** WHAT THE TASK REQUIRES **
What follows are records. Restate all of them word for word.

** DATA FOR THE TASK **
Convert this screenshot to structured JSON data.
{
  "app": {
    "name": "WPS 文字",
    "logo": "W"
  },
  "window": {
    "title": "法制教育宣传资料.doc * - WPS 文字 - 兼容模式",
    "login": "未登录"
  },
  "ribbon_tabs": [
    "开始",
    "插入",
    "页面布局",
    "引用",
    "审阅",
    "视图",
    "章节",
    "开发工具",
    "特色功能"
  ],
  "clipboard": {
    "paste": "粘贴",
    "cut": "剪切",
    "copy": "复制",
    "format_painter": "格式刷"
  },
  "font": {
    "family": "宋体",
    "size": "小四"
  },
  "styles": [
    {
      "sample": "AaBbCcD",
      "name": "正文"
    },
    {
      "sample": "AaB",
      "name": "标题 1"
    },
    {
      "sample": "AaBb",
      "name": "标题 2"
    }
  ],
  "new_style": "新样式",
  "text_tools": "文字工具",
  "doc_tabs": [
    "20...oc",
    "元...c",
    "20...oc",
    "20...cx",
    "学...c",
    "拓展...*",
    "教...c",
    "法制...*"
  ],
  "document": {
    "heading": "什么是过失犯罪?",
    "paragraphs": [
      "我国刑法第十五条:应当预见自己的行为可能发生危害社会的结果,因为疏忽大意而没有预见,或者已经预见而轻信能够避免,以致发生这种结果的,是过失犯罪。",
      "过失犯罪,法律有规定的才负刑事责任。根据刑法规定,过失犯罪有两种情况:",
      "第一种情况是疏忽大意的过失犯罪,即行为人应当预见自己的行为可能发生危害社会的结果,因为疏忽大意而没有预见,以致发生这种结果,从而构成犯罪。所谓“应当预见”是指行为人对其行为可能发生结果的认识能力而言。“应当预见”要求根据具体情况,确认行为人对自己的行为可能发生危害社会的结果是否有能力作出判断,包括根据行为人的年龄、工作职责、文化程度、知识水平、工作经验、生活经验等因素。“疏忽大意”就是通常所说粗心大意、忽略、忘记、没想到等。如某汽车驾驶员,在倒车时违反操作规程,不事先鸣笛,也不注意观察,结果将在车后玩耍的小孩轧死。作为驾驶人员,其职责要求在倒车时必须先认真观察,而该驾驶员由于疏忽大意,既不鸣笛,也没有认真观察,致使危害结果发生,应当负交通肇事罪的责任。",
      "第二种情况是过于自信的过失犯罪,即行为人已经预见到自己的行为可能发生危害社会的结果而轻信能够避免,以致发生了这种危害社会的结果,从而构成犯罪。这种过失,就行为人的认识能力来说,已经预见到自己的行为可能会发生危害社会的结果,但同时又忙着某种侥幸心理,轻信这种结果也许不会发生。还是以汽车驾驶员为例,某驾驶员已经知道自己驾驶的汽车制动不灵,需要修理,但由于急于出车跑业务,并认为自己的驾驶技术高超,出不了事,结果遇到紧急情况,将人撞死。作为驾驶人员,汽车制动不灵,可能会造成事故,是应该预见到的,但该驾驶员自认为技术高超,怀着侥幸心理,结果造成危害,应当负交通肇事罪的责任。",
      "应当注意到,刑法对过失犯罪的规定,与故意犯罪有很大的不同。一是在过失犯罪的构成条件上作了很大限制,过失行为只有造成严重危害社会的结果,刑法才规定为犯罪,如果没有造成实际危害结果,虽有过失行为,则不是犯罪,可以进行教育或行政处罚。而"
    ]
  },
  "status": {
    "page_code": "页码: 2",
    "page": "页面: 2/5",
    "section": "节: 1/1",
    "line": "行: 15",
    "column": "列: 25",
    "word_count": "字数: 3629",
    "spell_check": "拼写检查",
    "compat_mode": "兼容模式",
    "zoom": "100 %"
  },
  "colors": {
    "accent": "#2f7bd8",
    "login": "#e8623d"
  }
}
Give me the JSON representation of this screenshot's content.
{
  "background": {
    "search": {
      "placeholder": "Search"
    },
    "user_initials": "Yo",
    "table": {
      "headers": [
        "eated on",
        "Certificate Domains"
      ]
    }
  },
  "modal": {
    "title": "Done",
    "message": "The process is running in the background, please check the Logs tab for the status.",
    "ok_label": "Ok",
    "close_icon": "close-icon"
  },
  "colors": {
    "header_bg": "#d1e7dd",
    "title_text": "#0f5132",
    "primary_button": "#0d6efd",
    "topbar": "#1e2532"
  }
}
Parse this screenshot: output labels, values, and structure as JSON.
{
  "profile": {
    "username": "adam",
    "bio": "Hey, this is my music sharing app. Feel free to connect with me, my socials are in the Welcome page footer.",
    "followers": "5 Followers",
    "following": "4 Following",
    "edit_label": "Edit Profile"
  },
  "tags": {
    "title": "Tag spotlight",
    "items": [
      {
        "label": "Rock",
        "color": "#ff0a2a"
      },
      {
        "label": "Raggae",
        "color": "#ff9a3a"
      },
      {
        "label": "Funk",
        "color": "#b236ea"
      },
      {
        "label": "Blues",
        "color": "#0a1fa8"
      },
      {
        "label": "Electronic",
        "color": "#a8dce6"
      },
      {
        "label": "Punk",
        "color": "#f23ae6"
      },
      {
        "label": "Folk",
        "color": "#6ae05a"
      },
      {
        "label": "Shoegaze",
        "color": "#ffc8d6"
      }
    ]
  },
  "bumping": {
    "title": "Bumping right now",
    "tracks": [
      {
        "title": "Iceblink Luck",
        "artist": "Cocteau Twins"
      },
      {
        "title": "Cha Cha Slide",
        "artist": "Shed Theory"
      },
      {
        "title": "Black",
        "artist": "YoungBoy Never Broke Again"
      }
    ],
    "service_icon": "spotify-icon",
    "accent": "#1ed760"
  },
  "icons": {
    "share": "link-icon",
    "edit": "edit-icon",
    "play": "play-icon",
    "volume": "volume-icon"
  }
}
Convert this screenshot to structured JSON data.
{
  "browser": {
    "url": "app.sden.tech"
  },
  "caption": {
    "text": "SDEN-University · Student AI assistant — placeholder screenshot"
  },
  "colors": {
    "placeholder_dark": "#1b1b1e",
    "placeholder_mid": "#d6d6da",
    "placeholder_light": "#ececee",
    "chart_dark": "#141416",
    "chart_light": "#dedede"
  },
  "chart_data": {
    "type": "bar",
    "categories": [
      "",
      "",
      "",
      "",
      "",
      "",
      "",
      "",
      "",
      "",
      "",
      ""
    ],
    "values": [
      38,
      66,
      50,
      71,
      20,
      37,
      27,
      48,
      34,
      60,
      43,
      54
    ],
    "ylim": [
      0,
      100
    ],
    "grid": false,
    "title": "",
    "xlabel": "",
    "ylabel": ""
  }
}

** RESULT OF THE TASK **
Convert this screenshot to structured JSON data.
{
  "app": {
    "name": "WPS 文字",
    "logo": "W"
  },
  "window": {
    "title": "法制教育宣传资料.doc * - WPS 文字 - 兼容模式",
    "login": "未登录"
  },
  "ribbon_tabs": [
    "开始",
    "插入",
    "页面布局",
    "引用",
    "审阅",
    "视图",
    "章节",
    "开发工具",
    "特色功能"
  ],
  "clipboard": {
    "paste": "粘贴",
    "cut": "剪切",
    "copy": "复制",
    "format_painter": "格式刷"
  },
  "font": {
    "family": "宋体",
    "size": "小四"
  },
  "styles": [
    {
      "sample": "AaBbCcD",
      "name": "正文"
    },
    {
      "sample": "AaB",
      "name": "标题 1"
    },
    {
      "sample": "AaBb",
      "name": "标题 2"
    }
  ],
  "new_style": "新样式",
  "text_tools": "文字工具",
  "doc_tabs": [
    "20...oc",
    "元...c",
    "20...oc",
    "20...cx",
    "学...c",
    "拓展...*",
    "教...c",
    "法制...*"
  ],
  "document": {
    "heading": "什么是过失犯罪?",
    "paragraphs": [
      "我国刑法第十五条:应当预见自己的行为可能发生危害社会的结果,因为疏忽大意而没有预见,或者已经预见而轻信能够避免,以致发生这种结果的,是过失犯罪。",
      "过失犯罪,法律有规定的才负刑事责任。根据刑法规定,过失犯罪有两种情况:",
      "第一种情况是疏忽大意的过失犯罪,即行为人应当预见自己的行为可能发生危害社会的结果,因为疏忽大意而没有预见,以致发生这种结果,从而构成犯罪。所谓“应当预见”是指行为人对其行为可能发生结果的认识能力而言。“应当预见”要求根据具体情况,确认行为人对自己的行为可能发生危害社会的结果是否有能力作出判断,包括根据行为人的年龄、工作职责、文化程度、知识水平、工作经验、生活经验等因素。“疏忽大意”就是通常所说粗心大意、忽略、忘记、没想到等。如某汽车驾驶员,在倒车时违反操作规程,不事先鸣笛,也不注意观察,结果将在车后玩耍的小孩轧死。作为驾驶人员,其职责要求在倒车时必须先认真观察,而该驾驶员由于疏忽大意,既不鸣笛,也没有认真观察,致使危害结果发生,应当负交通肇事罪的责任。",
      "第二种情况是过于自信的过失犯罪,即行为人已经预见到自己的行为可能发生危害社会的结果而轻信能够避免,以致发生了这种危害社会的结果,从而构成犯罪。这种过失,就行为人的认识能力来说,已经预见到自己的行为可能会发生危害社会的结果,但同时又忙着某种侥幸心理,轻信这种结果也许不会发生。还是以汽车驾驶员为例,某驾驶员已经知道自己驾驶的汽车制动不灵,需要修理,但由于急于出车跑业务,并认为自己的驾驶技术高超,出不了事,结果遇到紧急情况,将人撞死。作为驾驶人员,汽车制动不灵,可能会造成事故,是应该预见到的,但该驾驶员自认为技术高超,怀着侥幸心理,结果造成危害,应当负交通肇事罪的责任。",
      "应当注意到,刑法对过失犯罪的规定,与故意犯罪有很大的不同。一是在过失犯罪的构成条件上作了很大限制,过失行为只有造成严重危害社会的结果,刑法才规定为犯罪,如果没有造成实际危害结果,虽有过失行为,则不是犯罪,可以进行教育或行政处罚。而"
    ]
  },
  "status": {
    "page_code": "页码: 2",
    "page": "页面: 2/5",
    "section": "节: 1/1",
    "line": "行: 15",
    "column": "列: 25",
    "word_count": "字数: 3629",
    "spell_check": "拼写检查",
    "compat_mode": "兼容模式",
    "zoom": "100 %"
  },
  "colors": {
    "accent": "#2f7bd8",
    "login": "#e8623d"
  }
}
Give me the JSON representation of this screenshot's content.
{
  "background": {
    "search": {
      "placeholder": "Search"
    },
    "user_initials": "Yo",
    "table": {
      "headers": [
        "eated on",
        "Certificate Domains"
      ]
    }
  },
  "modal": {
    "title": "Done",
    "message": "The process is running in the background, please check the Logs tab for the status.",
    "ok_label": "Ok",
    "close_icon": "close-icon"
  },
  "colors": {
    "header_bg": "#d1e7dd",
    "title_text": "#0f5132",
    "primary_button": "#0d6efd",
    "topbar": "#1e2532"
  }
}
Parse this screenshot: output labels, values, and structure as JSON.
{
  "profile": {
    "username": "adam",
    "bio": "Hey, this is my music sharing app. Feel free to connect with me, my socials are in the Welcome page footer.",
    "followers": "5 Followers",
    "following": "4 Following",
    "edit_label": "Edit Profile"
  },
  "tags": {
    "title": "Tag spotlight",
    "items": [
      {
        "label": "Rock",
        "color": "#ff0a2a"
      },
      {
        "label": "Raggae",
        "color": "#ff9a3a"
      },
      {
        "label": "Funk",
        "color": "#b236ea"
      },
      {
        "label": "Blues",
        "color": "#0a1fa8"
      },
      {
        "label": "Electronic",
        "color": "#a8dce6"
      },
      {
        "label": "Punk",
        "color": "#f23ae6"
      },
      {
        "label": "Folk",
        "color": "#6ae05a"
      },
      {
        "label": "Shoegaze",
        "color": "#ffc8d6"
      }
    ]
  },
  "bumping": {
    "title": "Bumping right now",
    "tracks": [
      {
        "title": "Iceblink Luck",
        "artist": "Cocteau Twins"
      },
      {
        "title": "Cha Cha Slide",
        "artist": "Shed Theory"
      },
      {
        "title": "Black",
        "artist": "YoungBoy Never Broke Again"
      }
    ],
    "service_icon": "spotify-icon",
    "accent": "#1ed760"
  },
  "icons": {
    "share": "link-icon",
    "edit": "edit-icon",
    "play": "play-icon",
    "volume": "volume-icon"
  }
}
Convert this screenshot to structured JSON data.
{
  "browser": {
    "url": "app.sden.tech"
  },
  "caption": {
    "text": "SDEN-University · Student AI assistant — placeholder screenshot"
  },
  "colors": {
    "placeholder_dark": "#1b1b1e",
    "placeholder_mid": "#d6d6da",
    "placeholder_light": "#ececee",
    "chart_dark": "#141416",
    "chart_light": "#dedede"
  },
  "chart_data": {
    "type": "bar",
    "categories": [
      "",
      "",
      "",
      "",
      "",
      "",
      "",
      "",
      "",
      "",
      "",
      ""
    ],
    "values": [
      38,
      66,
      50,
      71,
      20,
      37,
      27,
      48,
      34,
      60,
      43,
      54
    ],
    "ylim": [
      0,
      100
    ],
    "grid": false,
    "title": "",
    "xlabel": "",
    "ylabel": ""
  }
}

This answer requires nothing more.